[Saved data entries]
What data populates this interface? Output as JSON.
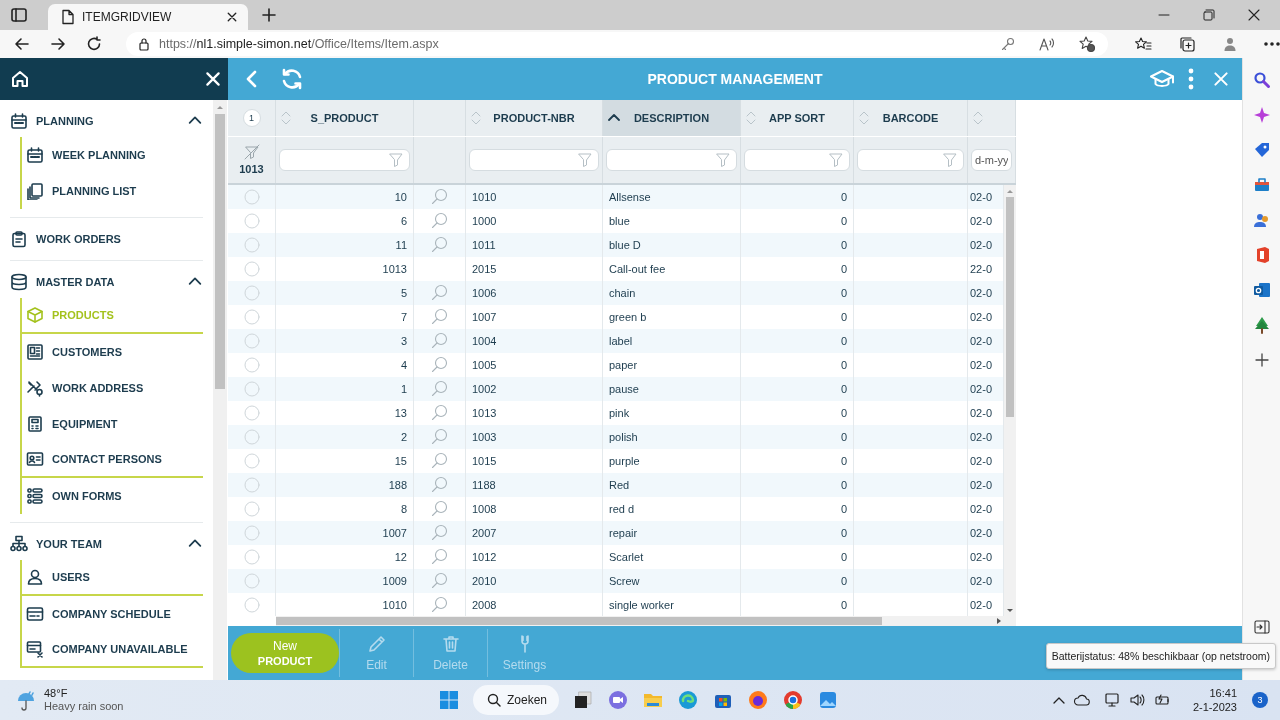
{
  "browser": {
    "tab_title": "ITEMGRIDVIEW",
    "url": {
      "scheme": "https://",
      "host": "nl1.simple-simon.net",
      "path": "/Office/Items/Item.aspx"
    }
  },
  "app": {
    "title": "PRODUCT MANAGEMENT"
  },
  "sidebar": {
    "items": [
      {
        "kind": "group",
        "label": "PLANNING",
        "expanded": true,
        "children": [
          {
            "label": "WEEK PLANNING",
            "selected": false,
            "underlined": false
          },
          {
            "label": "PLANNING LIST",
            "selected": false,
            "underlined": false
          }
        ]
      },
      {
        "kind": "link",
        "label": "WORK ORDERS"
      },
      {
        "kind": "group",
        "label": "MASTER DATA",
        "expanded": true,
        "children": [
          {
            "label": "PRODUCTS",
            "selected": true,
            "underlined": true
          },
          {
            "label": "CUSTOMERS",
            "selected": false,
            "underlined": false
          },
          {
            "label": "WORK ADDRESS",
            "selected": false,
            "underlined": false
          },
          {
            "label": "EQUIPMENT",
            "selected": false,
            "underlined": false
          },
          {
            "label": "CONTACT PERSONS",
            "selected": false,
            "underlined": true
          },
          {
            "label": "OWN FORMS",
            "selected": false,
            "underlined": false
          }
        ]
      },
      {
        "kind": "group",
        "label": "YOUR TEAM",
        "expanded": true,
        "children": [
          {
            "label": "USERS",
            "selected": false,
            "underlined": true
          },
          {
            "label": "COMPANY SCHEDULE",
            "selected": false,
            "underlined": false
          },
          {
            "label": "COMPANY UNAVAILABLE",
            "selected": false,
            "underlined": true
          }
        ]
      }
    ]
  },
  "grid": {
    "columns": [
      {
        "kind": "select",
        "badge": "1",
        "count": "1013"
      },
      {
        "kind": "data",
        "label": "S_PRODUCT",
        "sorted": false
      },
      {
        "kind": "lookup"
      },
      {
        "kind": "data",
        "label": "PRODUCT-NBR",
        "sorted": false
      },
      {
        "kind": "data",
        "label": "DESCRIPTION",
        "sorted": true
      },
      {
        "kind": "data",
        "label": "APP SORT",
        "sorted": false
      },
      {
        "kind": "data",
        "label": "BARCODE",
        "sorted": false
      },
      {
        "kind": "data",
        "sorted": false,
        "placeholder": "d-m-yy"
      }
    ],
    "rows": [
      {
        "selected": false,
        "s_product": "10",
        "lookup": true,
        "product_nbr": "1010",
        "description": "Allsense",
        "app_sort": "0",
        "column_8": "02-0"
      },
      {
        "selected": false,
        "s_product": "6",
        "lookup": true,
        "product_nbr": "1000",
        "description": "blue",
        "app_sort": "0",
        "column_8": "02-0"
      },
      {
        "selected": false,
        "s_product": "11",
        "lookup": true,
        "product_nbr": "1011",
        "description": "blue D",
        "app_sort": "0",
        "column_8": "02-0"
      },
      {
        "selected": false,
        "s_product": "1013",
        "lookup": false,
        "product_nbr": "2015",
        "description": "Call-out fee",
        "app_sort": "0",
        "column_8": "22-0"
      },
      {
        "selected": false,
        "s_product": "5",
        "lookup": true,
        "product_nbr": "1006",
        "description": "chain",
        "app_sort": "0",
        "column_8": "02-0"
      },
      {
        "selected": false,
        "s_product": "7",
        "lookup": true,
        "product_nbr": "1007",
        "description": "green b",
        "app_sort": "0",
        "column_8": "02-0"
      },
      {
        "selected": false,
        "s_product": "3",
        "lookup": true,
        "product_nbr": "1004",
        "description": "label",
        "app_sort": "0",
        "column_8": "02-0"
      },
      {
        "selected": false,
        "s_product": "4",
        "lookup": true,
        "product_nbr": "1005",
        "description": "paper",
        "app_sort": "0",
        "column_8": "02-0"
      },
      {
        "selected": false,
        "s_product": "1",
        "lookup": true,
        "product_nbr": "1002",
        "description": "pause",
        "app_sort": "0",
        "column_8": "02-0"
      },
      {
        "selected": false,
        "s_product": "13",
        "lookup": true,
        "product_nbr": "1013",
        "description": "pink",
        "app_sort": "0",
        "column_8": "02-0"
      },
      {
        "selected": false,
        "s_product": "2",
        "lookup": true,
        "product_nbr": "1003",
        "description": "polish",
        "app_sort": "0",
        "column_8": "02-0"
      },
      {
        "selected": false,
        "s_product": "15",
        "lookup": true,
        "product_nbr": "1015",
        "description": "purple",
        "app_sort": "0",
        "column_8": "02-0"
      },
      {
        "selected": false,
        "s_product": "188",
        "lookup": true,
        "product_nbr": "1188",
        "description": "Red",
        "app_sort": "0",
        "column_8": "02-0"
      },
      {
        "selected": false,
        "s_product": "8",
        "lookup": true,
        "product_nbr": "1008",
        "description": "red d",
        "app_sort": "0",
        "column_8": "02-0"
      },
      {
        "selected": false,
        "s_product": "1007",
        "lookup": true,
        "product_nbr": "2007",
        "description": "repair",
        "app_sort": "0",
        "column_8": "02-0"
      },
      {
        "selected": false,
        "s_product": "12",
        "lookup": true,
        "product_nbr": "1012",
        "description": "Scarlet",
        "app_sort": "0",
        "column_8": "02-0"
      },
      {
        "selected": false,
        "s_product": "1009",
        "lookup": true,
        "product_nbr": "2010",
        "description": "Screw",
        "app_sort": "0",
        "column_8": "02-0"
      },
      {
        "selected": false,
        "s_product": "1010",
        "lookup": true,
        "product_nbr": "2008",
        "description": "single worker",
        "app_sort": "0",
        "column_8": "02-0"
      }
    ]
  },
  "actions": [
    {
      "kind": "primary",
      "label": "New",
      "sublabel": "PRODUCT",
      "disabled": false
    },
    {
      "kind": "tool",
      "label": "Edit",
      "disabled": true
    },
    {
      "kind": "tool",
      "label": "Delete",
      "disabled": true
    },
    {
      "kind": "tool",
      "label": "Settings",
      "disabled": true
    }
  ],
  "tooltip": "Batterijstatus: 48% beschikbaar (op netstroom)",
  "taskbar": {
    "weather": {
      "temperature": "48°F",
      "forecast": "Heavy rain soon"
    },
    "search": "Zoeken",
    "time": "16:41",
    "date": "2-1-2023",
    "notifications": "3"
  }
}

--

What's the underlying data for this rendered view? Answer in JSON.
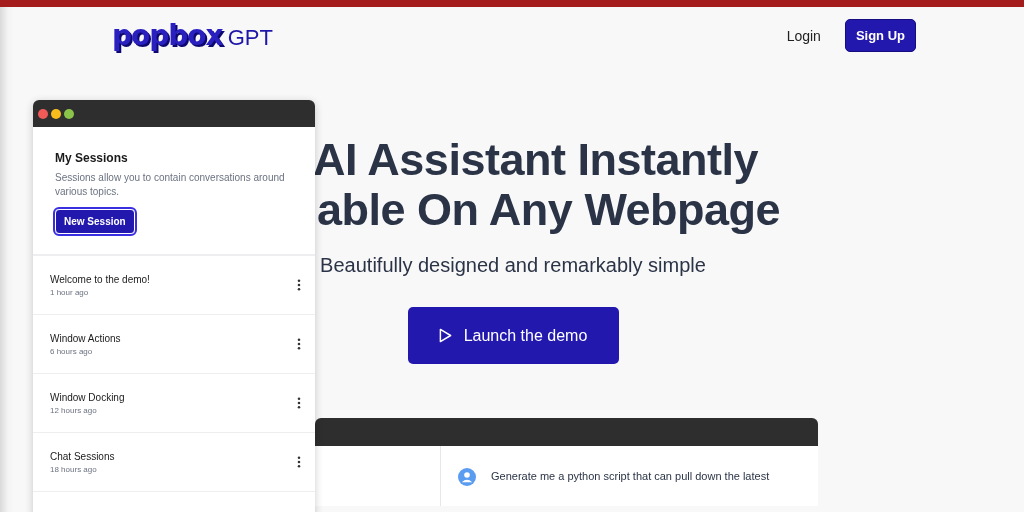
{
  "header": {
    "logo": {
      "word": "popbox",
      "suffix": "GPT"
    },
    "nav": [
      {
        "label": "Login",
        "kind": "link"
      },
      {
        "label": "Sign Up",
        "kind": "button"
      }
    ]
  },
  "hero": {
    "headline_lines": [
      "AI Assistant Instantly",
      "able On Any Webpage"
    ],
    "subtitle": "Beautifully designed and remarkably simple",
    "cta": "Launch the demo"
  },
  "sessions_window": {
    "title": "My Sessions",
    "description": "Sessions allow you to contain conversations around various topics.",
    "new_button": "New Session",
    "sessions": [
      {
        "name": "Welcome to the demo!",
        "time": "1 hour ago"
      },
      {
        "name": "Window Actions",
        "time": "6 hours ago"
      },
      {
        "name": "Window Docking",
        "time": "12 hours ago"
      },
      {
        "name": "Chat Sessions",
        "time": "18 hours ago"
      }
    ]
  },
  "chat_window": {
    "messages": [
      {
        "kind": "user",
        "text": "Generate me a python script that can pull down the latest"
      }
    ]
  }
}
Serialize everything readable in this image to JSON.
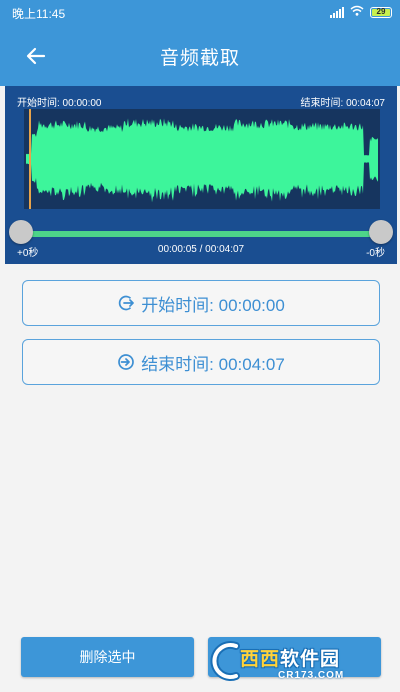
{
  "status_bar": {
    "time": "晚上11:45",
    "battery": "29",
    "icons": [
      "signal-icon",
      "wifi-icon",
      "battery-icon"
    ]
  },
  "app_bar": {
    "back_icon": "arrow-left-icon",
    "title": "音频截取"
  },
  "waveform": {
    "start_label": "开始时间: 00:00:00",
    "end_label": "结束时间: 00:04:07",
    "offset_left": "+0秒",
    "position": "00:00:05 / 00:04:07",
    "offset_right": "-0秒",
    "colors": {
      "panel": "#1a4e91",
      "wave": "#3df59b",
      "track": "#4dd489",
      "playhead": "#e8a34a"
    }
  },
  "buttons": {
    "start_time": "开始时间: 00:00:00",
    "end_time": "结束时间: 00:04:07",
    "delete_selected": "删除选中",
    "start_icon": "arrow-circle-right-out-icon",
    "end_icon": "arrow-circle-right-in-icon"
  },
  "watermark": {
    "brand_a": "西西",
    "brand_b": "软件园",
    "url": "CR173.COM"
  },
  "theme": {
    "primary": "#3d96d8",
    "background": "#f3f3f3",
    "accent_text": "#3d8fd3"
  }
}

- _TO BE DONE_
Going through the entries above, report how many lines include the string "开始时间". The number alone is the answer.

- _FINAL RESULT_
2